>>>>>

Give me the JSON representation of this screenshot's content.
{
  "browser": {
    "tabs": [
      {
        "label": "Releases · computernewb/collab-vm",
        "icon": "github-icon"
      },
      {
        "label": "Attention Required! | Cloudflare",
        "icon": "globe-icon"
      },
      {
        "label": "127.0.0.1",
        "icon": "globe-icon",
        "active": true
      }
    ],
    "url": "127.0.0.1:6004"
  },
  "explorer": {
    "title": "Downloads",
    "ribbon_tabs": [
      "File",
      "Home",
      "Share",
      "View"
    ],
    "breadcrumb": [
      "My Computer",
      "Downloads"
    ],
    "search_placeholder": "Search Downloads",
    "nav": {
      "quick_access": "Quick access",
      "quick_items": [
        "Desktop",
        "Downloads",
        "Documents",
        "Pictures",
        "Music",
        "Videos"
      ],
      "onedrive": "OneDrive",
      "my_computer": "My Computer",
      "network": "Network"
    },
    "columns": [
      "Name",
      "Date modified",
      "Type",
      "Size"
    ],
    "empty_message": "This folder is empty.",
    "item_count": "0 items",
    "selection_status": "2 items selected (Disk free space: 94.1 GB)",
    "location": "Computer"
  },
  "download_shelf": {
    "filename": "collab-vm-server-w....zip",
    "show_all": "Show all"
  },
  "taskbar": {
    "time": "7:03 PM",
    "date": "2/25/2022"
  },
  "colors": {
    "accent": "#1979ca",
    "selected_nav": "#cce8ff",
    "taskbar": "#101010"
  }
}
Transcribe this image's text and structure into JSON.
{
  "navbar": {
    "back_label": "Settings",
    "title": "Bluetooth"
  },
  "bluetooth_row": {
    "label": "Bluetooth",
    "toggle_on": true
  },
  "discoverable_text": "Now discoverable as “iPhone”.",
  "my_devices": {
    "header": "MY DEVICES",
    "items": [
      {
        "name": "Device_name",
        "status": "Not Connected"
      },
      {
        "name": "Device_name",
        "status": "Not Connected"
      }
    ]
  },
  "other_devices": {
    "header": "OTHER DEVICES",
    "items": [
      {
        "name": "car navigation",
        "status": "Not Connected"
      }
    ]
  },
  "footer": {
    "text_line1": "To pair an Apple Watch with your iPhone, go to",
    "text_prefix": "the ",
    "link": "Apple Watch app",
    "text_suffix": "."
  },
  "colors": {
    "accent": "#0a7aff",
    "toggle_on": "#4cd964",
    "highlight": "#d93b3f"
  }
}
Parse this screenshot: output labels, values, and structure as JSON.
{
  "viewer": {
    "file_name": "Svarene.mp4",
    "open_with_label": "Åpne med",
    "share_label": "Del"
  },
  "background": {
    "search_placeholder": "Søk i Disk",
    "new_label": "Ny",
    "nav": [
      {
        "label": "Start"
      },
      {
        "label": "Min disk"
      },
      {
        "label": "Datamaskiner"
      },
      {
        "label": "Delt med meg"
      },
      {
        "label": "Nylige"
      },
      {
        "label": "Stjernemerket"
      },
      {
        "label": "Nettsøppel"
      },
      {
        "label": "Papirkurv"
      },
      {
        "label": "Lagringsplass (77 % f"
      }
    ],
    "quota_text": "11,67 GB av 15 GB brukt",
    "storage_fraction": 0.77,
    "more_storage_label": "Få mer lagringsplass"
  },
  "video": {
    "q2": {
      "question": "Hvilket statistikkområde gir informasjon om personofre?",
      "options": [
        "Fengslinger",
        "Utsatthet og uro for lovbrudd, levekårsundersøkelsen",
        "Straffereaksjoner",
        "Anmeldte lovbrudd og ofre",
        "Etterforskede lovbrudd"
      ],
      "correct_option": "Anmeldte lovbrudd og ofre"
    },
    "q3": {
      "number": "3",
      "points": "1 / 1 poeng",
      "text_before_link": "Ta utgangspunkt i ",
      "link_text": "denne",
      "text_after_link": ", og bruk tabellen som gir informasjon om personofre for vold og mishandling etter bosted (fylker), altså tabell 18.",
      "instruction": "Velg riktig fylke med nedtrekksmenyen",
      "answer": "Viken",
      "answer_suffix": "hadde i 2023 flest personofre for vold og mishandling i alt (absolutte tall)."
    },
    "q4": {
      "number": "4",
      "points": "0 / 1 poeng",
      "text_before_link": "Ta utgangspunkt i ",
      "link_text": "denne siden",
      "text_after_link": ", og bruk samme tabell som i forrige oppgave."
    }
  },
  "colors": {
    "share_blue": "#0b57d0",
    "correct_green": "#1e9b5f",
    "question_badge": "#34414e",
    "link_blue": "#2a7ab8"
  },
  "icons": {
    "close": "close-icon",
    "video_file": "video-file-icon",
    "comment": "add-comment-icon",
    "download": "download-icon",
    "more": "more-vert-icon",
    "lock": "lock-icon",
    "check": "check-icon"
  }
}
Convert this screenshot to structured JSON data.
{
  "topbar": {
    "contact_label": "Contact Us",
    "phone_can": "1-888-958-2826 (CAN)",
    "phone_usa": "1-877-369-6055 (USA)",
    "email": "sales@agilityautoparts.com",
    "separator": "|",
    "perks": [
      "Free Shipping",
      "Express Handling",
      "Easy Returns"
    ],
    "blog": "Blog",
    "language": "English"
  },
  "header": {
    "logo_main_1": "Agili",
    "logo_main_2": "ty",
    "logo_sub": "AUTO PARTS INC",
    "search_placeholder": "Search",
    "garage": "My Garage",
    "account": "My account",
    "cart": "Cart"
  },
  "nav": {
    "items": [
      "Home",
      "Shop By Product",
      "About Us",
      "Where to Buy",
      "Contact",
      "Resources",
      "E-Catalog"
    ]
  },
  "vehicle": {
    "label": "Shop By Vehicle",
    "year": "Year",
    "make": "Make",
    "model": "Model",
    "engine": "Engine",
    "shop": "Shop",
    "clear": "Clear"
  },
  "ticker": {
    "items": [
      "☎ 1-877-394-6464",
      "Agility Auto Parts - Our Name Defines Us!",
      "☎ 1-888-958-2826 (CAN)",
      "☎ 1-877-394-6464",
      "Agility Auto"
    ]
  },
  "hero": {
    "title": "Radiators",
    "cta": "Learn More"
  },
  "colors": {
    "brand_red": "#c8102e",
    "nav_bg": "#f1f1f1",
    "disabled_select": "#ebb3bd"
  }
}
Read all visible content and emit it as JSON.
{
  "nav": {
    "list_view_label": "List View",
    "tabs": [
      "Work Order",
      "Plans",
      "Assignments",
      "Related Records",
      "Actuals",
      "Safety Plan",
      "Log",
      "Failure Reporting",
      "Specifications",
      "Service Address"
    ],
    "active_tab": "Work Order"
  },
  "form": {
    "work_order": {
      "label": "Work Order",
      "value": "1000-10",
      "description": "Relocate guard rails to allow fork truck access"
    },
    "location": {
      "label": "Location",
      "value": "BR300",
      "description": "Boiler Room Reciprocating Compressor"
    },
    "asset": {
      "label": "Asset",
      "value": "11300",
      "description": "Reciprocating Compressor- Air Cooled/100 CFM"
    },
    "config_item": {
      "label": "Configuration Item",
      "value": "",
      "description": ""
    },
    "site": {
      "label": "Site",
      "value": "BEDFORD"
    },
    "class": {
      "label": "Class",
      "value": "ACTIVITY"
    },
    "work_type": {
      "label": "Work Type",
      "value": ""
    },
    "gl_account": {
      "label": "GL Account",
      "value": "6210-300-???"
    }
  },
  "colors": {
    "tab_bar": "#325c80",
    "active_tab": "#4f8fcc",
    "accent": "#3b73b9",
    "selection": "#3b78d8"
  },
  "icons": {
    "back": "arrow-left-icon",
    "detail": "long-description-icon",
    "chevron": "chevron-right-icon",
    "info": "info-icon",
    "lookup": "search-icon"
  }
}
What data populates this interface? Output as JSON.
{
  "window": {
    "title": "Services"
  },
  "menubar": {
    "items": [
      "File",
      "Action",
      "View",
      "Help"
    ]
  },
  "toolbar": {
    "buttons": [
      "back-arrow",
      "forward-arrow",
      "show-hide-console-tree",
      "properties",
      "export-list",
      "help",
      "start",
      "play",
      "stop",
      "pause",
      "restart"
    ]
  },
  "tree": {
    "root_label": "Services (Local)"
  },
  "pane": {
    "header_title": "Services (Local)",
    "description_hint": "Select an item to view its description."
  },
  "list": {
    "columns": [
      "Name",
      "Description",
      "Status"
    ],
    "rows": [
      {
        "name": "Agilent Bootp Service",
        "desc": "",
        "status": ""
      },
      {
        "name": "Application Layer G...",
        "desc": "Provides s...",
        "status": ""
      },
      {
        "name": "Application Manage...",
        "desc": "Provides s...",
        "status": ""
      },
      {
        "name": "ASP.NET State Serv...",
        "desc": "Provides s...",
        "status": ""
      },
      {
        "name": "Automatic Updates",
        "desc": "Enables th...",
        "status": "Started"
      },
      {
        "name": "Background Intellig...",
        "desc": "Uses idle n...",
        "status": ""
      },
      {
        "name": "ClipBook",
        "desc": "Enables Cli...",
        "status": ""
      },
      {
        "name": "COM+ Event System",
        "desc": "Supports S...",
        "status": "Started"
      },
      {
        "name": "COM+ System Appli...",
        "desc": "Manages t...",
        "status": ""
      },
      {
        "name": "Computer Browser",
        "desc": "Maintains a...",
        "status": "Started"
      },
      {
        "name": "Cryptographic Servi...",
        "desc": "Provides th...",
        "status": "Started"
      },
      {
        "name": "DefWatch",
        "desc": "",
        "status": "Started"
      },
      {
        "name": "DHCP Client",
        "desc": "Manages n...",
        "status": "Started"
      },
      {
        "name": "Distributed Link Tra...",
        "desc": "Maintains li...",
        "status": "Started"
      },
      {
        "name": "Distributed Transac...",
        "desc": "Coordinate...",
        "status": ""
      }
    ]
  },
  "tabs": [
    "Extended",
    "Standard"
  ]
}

<<<<<

• Your goal: Find every line of the data that holds the string "Apple", then say how many there are and nothing else.

• Result below: 2